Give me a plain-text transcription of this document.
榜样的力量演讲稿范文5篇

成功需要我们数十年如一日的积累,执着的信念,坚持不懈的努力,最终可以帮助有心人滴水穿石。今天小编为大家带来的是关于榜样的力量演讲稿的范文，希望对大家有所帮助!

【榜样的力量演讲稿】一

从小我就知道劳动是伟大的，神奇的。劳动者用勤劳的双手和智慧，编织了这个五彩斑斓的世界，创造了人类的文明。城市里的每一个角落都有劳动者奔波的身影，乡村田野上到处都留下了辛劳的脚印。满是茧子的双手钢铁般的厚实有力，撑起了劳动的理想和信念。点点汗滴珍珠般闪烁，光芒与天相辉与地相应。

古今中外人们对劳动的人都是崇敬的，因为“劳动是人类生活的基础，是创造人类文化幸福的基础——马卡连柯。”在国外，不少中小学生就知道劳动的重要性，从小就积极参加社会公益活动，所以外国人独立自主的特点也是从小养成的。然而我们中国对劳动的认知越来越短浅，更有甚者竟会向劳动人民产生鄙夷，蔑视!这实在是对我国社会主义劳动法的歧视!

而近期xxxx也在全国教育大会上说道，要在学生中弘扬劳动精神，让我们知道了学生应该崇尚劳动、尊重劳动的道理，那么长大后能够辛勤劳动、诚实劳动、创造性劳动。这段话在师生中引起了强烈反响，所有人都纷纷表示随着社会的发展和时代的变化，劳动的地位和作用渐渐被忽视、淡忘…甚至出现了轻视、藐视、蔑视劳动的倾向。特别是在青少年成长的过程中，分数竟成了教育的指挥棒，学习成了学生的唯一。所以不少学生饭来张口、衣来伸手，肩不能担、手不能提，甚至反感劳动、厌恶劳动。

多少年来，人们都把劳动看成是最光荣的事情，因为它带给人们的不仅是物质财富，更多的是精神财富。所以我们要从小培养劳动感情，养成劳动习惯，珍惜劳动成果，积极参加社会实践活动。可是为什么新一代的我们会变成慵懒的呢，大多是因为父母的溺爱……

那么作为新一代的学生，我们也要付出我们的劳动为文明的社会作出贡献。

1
--
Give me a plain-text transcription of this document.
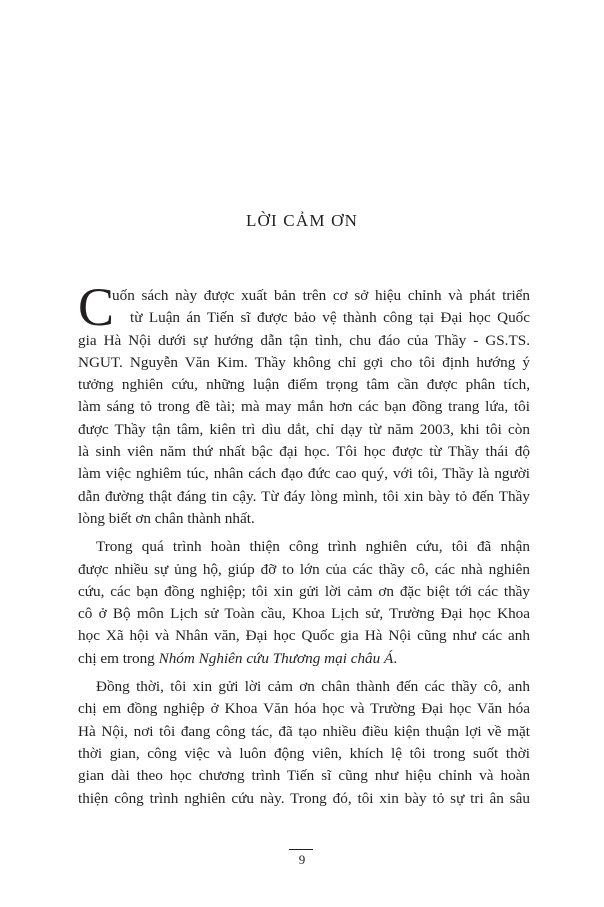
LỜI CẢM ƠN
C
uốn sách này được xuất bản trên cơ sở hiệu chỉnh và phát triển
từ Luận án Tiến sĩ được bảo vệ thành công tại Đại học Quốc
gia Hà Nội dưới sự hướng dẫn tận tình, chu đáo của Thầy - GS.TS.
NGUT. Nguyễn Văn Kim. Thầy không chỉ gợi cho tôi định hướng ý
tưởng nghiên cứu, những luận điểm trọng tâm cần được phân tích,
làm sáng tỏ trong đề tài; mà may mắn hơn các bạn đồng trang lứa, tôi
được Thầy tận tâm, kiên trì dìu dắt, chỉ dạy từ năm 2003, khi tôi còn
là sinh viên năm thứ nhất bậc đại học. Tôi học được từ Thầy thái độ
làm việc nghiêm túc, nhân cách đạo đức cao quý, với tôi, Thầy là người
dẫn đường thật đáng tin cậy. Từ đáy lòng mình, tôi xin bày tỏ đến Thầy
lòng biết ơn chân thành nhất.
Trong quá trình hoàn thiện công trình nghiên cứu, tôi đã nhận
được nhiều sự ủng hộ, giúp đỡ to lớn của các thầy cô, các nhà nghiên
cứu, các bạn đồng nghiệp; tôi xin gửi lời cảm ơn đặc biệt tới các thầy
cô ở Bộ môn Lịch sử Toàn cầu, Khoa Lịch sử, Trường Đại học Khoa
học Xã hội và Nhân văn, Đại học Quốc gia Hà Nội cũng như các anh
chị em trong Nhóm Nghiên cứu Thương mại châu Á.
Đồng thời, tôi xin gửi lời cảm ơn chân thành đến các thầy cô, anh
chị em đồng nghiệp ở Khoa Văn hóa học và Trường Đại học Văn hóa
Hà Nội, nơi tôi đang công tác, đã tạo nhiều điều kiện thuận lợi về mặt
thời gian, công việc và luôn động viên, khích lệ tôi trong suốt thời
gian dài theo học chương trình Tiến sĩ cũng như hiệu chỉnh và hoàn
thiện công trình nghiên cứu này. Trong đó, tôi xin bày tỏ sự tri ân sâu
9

◆ DIRECTIONS FOR THIS TASK ◆
Return only the count of lines in the records that hold the word "lòng".

◆ ANSWER TO THE TASK ◆
2